### DATA PROVIDED

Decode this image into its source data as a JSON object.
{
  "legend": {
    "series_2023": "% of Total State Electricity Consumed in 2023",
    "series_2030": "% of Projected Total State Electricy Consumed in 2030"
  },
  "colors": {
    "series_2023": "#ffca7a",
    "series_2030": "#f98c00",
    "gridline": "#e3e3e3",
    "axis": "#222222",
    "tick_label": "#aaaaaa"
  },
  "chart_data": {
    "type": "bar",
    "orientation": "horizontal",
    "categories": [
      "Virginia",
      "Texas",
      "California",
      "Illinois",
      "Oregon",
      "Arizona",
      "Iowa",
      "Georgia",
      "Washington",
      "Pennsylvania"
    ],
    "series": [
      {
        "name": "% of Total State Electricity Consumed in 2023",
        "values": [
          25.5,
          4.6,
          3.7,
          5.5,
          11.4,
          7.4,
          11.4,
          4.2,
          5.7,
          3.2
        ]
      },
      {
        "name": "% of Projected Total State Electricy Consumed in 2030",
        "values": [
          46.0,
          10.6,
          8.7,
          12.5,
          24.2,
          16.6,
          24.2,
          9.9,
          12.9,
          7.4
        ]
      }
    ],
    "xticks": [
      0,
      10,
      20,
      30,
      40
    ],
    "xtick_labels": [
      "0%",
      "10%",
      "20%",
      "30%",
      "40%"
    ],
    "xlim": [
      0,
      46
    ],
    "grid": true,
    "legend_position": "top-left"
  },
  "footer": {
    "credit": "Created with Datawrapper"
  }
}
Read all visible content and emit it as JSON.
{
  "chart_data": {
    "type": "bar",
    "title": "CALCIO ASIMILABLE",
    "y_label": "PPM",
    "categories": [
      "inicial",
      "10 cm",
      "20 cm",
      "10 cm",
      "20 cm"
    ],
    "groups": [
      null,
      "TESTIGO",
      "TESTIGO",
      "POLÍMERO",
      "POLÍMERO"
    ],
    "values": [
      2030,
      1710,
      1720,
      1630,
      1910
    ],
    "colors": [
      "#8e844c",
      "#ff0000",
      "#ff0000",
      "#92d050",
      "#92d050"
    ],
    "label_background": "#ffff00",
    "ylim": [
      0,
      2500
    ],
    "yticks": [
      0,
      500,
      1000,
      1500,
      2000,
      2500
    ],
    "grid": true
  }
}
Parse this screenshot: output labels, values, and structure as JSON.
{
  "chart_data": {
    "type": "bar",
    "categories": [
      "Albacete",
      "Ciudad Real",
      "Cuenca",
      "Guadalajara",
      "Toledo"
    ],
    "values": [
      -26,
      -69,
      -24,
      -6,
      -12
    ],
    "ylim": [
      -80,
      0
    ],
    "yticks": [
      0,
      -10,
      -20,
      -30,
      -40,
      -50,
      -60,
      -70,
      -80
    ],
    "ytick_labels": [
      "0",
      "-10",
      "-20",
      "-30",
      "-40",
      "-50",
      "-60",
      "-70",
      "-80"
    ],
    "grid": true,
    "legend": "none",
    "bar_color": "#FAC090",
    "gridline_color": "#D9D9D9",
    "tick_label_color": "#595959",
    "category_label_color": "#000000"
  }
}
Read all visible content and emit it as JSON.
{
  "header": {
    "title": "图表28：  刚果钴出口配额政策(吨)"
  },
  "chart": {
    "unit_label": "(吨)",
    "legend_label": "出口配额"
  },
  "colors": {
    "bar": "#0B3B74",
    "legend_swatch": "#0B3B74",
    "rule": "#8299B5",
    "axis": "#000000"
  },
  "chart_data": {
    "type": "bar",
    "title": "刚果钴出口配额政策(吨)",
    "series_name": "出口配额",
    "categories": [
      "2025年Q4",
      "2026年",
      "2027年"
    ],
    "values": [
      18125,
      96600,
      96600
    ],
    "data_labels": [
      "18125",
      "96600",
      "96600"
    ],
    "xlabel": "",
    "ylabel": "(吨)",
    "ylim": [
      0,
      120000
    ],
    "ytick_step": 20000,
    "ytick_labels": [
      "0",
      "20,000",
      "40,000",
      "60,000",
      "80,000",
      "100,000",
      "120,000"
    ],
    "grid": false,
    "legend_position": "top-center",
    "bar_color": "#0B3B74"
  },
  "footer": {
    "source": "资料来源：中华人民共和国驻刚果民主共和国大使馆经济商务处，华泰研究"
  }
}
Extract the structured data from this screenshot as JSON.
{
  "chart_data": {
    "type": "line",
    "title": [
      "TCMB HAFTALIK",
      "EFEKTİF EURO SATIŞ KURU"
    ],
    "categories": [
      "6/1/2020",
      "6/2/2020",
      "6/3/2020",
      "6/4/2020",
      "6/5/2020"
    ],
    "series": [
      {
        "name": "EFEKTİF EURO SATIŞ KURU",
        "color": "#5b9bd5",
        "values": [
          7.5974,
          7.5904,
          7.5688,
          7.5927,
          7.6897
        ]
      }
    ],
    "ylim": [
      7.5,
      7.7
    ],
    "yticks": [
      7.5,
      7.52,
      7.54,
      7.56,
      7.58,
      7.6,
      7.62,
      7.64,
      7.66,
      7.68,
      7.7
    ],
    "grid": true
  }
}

######

**SET TASK**
Identify all lines in the records above with the word "source".

**REPLY TO THE TASK**
Decode this image into its source data as a JSON object.
    "source": "资料来源：中华人民共和国驻刚果民主共和国大使馆经济商务处，华泰研究"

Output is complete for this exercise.